[What is needed]
Restate the full set of records exactly, word for word.

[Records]
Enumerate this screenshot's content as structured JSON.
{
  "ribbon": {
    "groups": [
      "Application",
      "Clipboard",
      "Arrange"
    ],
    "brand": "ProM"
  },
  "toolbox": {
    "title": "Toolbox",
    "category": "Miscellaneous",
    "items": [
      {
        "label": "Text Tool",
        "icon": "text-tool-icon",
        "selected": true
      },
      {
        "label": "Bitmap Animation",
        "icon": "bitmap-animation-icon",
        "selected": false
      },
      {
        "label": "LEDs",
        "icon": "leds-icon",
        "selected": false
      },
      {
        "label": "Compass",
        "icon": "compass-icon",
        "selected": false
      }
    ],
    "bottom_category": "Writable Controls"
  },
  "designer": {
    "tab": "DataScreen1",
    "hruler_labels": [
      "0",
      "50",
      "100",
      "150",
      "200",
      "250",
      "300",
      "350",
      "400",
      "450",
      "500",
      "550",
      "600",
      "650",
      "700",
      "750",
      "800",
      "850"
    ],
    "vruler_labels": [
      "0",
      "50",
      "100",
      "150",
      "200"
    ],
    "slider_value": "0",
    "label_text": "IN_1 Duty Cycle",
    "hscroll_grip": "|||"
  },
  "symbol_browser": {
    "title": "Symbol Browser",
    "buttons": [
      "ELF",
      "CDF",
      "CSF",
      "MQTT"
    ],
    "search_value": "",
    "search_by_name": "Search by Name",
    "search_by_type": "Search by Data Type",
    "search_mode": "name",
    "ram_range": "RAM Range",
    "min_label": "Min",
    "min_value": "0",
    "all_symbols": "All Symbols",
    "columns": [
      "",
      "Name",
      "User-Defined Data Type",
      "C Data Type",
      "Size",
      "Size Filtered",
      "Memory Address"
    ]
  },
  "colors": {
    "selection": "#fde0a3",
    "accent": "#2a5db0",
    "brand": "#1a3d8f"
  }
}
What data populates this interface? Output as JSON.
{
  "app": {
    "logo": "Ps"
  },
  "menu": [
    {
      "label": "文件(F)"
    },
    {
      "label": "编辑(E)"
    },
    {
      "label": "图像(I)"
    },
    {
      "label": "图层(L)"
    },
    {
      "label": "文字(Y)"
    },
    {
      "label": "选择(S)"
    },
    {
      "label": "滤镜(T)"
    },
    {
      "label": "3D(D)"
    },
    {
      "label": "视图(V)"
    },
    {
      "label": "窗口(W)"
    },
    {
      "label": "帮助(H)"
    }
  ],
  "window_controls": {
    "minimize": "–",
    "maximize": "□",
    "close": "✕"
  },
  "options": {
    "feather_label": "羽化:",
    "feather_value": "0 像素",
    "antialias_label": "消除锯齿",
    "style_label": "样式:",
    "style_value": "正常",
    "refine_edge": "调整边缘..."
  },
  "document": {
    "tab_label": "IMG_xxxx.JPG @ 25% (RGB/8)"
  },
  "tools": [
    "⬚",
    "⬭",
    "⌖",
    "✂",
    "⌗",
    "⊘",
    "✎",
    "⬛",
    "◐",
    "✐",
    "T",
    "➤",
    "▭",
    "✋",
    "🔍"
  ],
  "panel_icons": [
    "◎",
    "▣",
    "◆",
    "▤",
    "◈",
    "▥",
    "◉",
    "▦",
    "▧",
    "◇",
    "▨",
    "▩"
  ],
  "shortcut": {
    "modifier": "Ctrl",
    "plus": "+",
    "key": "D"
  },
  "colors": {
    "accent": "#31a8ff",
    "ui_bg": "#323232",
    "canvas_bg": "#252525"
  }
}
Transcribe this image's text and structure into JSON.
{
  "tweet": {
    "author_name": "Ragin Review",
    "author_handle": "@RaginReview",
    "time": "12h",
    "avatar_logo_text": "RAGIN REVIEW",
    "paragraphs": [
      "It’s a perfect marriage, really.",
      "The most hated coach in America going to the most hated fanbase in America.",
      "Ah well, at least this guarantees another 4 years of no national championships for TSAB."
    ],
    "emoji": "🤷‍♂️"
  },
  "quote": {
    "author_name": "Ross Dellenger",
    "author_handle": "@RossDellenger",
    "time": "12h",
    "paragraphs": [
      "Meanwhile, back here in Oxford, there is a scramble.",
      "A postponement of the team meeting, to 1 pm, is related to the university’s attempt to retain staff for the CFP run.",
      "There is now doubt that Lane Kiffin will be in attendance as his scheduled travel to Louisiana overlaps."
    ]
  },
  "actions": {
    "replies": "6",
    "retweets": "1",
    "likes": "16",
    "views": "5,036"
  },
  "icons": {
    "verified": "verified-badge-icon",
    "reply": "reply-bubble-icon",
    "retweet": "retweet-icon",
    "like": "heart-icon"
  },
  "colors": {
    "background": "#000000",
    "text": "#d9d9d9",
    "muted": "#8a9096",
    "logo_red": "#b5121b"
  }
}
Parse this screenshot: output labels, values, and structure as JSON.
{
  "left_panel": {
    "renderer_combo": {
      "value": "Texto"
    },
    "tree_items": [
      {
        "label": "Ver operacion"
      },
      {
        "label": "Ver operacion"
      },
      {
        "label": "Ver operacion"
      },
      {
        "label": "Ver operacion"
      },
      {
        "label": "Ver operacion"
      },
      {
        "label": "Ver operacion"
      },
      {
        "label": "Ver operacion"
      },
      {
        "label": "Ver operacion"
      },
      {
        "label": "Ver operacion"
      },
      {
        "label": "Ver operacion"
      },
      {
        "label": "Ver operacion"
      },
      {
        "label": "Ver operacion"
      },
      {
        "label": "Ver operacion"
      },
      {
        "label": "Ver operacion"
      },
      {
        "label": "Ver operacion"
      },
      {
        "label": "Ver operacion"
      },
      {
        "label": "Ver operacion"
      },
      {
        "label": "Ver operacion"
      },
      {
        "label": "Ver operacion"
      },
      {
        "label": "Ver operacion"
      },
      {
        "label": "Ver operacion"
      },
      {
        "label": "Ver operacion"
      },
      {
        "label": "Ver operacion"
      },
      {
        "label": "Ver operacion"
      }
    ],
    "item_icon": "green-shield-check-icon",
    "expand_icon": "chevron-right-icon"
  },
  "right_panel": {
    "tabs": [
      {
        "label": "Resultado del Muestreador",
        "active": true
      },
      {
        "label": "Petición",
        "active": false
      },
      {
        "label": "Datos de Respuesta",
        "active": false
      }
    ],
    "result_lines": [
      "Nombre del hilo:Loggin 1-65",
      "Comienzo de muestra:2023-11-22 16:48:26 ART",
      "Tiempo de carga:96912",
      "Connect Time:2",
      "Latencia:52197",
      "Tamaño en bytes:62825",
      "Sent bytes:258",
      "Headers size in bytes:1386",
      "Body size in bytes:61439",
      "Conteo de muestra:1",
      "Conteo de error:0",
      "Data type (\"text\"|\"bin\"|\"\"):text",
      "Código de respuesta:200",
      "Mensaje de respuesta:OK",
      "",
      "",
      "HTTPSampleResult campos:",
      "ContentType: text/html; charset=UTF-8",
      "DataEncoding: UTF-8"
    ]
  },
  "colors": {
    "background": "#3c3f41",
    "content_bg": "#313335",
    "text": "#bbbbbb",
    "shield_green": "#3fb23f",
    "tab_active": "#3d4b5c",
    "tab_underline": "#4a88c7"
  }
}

[Answer to the problem]
Enumerate this screenshot's content as structured JSON.
{
  "ribbon": {
    "groups": [
      "Application",
      "Clipboard",
      "Arrange"
    ],
    "brand": "ProM"
  },
  "toolbox": {
    "title": "Toolbox",
    "category": "Miscellaneous",
    "items": [
      {
        "label": "Text Tool",
        "icon": "text-tool-icon",
        "selected": true
      },
      {
        "label": "Bitmap Animation",
        "icon": "bitmap-animation-icon",
        "selected": false
      },
      {
        "label": "LEDs",
        "icon": "leds-icon",
        "selected": false
      },
      {
        "label": "Compass",
        "icon": "compass-icon",
        "selected": false
      }
    ],
    "bottom_category": "Writable Controls"
  },
  "designer": {
    "tab": "DataScreen1",
    "hruler_labels": [
      "0",
      "50",
      "100",
      "150",
      "200",
      "250",
      "300",
      "350",
      "400",
      "450",
      "500",
      "550",
      "600",
      "650",
      "700",
      "750",
      "800",
      "850"
    ],
    "vruler_labels": [
      "0",
      "50",
      "100",
      "150",
      "200"
    ],
    "slider_value": "0",
    "label_text": "IN_1 Duty Cycle",
    "hscroll_grip": "|||"
  },
  "symbol_browser": {
    "title": "Symbol Browser",
    "buttons": [
      "ELF",
      "CDF",
      "CSF",
      "MQTT"
    ],
    "search_value": "",
    "search_by_name": "Search by Name",
    "search_by_type": "Search by Data Type",
    "search_mode": "name",
    "ram_range": "RAM Range",
    "min_label": "Min",
    "min_value": "0",
    "all_symbols": "All Symbols",
    "columns": [
      "",
      "Name",
      "User-Defined Data Type",
      "C Data Type",
      "Size",
      "Size Filtered",
      "Memory Address"
    ]
  },
  "colors": {
    "selection": "#fde0a3",
    "accent": "#2a5db0",
    "brand": "#1a3d8f"
  }
}
What data populates this interface? Output as JSON.
{
  "app": {
    "logo": "Ps"
  },
  "menu": [
    {
      "label": "文件(F)"
    },
    {
      "label": "编辑(E)"
    },
    {
      "label": "图像(I)"
    },
    {
      "label": "图层(L)"
    },
    {
      "label": "文字(Y)"
    },
    {
      "label": "选择(S)"
    },
    {
      "label": "滤镜(T)"
    },
    {
      "label": "3D(D)"
    },
    {
      "label": "视图(V)"
    },
    {
      "label": "窗口(W)"
    },
    {
      "label": "帮助(H)"
    }
  ],
  "window_controls": {
    "minimize": "–",
    "maximize": "□",
    "close": "✕"
  },
  "options": {
    "feather_label": "羽化:",
    "feather_value": "0 像素",
    "antialias_label": "消除锯齿",
    "style_label": "样式:",
    "style_value": "正常",
    "refine_edge": "调整边缘..."
  },
  "document": {
    "tab_label": "IMG_xxxx.JPG @ 25% (RGB/8)"
  },
  "tools": [
    "⬚",
    "⬭",
    "⌖",
    "✂",
    "⌗",
    "⊘",
    "✎",
    "⬛",
    "◐",
    "✐",
    "T",
    "➤",
    "▭",
    "✋",
    "🔍"
  ],
  "panel_icons": [
    "◎",
    "▣",
    "◆",
    "▤",
    "◈",
    "▥",
    "◉",
    "▦",
    "▧",
    "◇",
    "▨",
    "▩"
  ],
  "shortcut": {
    "modifier": "Ctrl",
    "plus": "+",
    "key": "D"
  },
  "colors": {
    "accent": "#31a8ff",
    "ui_bg": "#323232",
    "canvas_bg": "#252525"
  }
}
Transcribe this image's text and structure into JSON.
{
  "tweet": {
    "author_name": "Ragin Review",
    "author_handle": "@RaginReview",
    "time": "12h",
    "avatar_logo_text": "RAGIN REVIEW",
    "paragraphs": [
      "It’s a perfect marriage, really.",
      "The most hated coach in America going to the most hated fanbase in America.",
      "Ah well, at least this guarantees another 4 years of no national championships for TSAB."
    ],
    "emoji": "🤷‍♂️"
  },
  "quote": {
    "author_name": "Ross Dellenger",
    "author_handle": "@RossDellenger",
    "time": "12h",
    "paragraphs": [
      "Meanwhile, back here in Oxford, there is a scramble.",
      "A postponement of the team meeting, to 1 pm, is related to the university’s attempt to retain staff for the CFP run.",
      "There is now doubt that Lane Kiffin will be in attendance as his scheduled travel to Louisiana overlaps."
    ]
  },
  "actions": {
    "replies": "6",
    "retweets": "1",
    "likes": "16",
    "views": "5,036"
  },
  "icons": {
    "verified": "verified-badge-icon",
    "reply": "reply-bubble-icon",
    "retweet": "retweet-icon",
    "like": "heart-icon"
  },
  "colors": {
    "background": "#000000",
    "text": "#d9d9d9",
    "muted": "#8a9096",
    "logo_red": "#b5121b"
  }
}
Parse this screenshot: output labels, values, and structure as JSON.
{
  "left_panel": {
    "renderer_combo": {
      "value": "Texto"
    },
    "tree_items": [
      {
        "label": "Ver operacion"
      },
      {
        "label": "Ver operacion"
      },
      {
        "label": "Ver operacion"
      },
      {
        "label": "Ver operacion"
      },
      {
        "label": "Ver operacion"
      },
      {
        "label": "Ver operacion"
      },
      {
        "label": "Ver operacion"
      },
      {
        "label": "Ver operacion"
      },
      {
        "label": "Ver operacion"
      },
      {
        "label": "Ver operacion"
      },
      {
        "label": "Ver operacion"
      },
      {
        "label": "Ver operacion"
      },
      {
        "label": "Ver operacion"
      },
      {
        "label": "Ver operacion"
      },
      {
        "label": "Ver operacion"
      },
      {
        "label": "Ver operacion"
      },
      {
        "label": "Ver operacion"
      },
      {
        "label": "Ver operacion"
      },
      {
        "label": "Ver operacion"
      },
      {
        "label": "Ver operacion"
      },
      {
        "label": "Ver operacion"
      },
      {
        "label": "Ver operacion"
      },
      {
        "label": "Ver operacion"
      },
      {
        "label": "Ver operacion"
      }
    ],
    "item_icon": "green-shield-check-icon",
    "expand_icon": "chevron-right-icon"
  },
  "right_panel": {
    "tabs": [
      {
        "label": "Resultado del Muestreador",
        "active": true
      },
      {
        "label": "Petición",
        "active": false
      },
      {
        "label": "Datos de Respuesta",
        "active": false
      }
    ],
    "result_lines": [
      "Nombre del hilo:Loggin 1-65",
      "Comienzo de muestra:2023-11-22 16:48:26 ART",
      "Tiempo de carga:96912",
      "Connect Time:2",
      "Latencia:52197",
      "Tamaño en bytes:62825",
      "Sent bytes:258",
      "Headers size in bytes:1386",
      "Body size in bytes:61439",
      "Conteo de muestra:1",
      "Conteo de error:0",
      "Data type (\"text\"|\"bin\"|\"\"):text",
      "Código de respuesta:200",
      "Mensaje de respuesta:OK",
      "",
      "",
      "HTTPSampleResult campos:",
      "ContentType: text/html; charset=UTF-8",
      "DataEncoding: UTF-8"
    ]
  },
  "colors": {
    "background": "#3c3f41",
    "content_bg": "#313335",
    "text": "#bbbbbb",
    "shield_green": "#3fb23f",
    "tab_active": "#3d4b5c",
    "tab_underline": "#4a88c7"
  }
}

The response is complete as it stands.